* A run of records *
* Start *

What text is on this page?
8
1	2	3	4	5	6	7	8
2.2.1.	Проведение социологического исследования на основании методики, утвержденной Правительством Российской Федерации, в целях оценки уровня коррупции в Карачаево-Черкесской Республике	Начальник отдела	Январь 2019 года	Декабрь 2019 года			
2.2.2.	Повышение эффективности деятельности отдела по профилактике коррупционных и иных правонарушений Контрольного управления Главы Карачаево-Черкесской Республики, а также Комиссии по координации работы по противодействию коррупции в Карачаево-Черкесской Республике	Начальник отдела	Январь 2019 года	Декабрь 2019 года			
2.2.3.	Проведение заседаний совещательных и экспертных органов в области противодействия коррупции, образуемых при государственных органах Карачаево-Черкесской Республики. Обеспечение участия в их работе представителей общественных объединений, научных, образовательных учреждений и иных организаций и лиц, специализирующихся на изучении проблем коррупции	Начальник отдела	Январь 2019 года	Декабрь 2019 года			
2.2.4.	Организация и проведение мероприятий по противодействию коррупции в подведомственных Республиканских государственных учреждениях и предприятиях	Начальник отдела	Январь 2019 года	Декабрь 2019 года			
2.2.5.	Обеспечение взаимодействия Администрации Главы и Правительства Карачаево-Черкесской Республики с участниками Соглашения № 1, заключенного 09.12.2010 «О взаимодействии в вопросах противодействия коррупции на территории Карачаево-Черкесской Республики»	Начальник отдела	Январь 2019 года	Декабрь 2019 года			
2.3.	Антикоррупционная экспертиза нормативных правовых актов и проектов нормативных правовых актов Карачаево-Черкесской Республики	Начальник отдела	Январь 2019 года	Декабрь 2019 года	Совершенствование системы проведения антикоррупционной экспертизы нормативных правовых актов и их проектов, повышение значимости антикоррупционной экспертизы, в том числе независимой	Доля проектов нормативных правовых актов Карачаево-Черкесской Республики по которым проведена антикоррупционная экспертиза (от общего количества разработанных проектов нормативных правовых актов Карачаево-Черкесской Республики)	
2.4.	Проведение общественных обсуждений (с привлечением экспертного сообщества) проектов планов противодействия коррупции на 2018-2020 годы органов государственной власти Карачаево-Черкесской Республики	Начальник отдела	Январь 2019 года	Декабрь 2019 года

* End *

* Instructions for the task *
Count each line where the string "противодействию" occurs, and write only the number.

* Full solution *
2